+++ AVAILABLE DATA +++

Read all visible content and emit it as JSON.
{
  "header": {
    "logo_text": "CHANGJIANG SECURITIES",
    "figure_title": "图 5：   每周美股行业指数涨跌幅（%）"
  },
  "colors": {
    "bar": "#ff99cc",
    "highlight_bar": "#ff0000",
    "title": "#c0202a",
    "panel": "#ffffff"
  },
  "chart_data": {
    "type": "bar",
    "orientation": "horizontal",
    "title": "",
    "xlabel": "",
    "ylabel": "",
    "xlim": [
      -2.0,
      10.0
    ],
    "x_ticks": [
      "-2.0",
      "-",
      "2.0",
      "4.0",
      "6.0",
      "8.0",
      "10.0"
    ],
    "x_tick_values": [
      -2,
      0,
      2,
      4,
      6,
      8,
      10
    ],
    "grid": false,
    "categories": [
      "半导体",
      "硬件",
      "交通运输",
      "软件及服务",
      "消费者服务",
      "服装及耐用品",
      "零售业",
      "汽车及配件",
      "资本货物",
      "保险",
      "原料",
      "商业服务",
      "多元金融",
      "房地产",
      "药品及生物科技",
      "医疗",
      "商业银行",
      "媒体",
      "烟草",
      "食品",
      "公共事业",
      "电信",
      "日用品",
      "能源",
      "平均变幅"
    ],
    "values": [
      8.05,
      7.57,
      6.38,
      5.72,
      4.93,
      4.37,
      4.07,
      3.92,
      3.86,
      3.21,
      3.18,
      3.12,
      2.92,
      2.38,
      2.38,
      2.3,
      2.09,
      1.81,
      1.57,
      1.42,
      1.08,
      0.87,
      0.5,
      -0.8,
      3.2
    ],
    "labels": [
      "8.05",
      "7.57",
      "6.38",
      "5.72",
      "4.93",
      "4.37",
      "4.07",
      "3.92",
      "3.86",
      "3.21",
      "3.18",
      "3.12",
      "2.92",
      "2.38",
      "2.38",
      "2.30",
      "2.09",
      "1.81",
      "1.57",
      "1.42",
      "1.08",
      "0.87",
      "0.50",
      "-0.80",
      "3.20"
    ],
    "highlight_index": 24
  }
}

+++

Retype each record exactly, leaving nothing out.

▶ _COMPLETED TASK_
Read all visible content and emit it as JSON.
{
  "header": {
    "logo_text": "CHANGJIANG SECURITIES",
    "figure_title": "图 5：   每周美股行业指数涨跌幅（%）"
  },
  "colors": {
    "bar": "#ff99cc",
    "highlight_bar": "#ff0000",
    "title": "#c0202a",
    "panel": "#ffffff"
  },
  "chart_data": {
    "type": "bar",
    "orientation": "horizontal",
    "title": "",
    "xlabel": "",
    "ylabel": "",
    "xlim": [
      -2.0,
      10.0
    ],
    "x_ticks": [
      "-2.0",
      "-",
      "2.0",
      "4.0",
      "6.0",
      "8.0",
      "10.0"
    ],
    "x_tick_values": [
      -2,
      0,
      2,
      4,
      6,
      8,
      10
    ],
    "grid": false,
    "categories": [
      "半导体",
      "硬件",
      "交通运输",
      "软件及服务",
      "消费者服务",
      "服装及耐用品",
      "零售业",
      "汽车及配件",
      "资本货物",
      "保险",
      "原料",
      "商业服务",
      "多元金融",
      "房地产",
      "药品及生物科技",
      "医疗",
      "商业银行",
      "媒体",
      "烟草",
      "食品",
      "公共事业",
      "电信",
      "日用品",
      "能源",
      "平均变幅"
    ],
    "values": [
      8.05,
      7.57,
      6.38,
      5.72,
      4.93,
      4.37,
      4.07,
      3.92,
      3.86,
      3.21,
      3.18,
      3.12,
      2.92,
      2.38,
      2.38,
      2.3,
      2.09,
      1.81,
      1.57,
      1.42,
      1.08,
      0.87,
      0.5,
      -0.8,
      3.2
    ],
    "labels": [
      "8.05",
      "7.57",
      "6.38",
      "5.72",
      "4.93",
      "4.37",
      "4.07",
      "3.92",
      "3.86",
      "3.21",
      "3.18",
      "3.12",
      "2.92",
      "2.38",
      "2.38",
      "2.30",
      "2.09",
      "1.81",
      "1.57",
      "1.42",
      "1.08",
      "0.87",
      "0.50",
      "-0.80",
      "3.20"
    ],
    "highlight_index": 24
  }
}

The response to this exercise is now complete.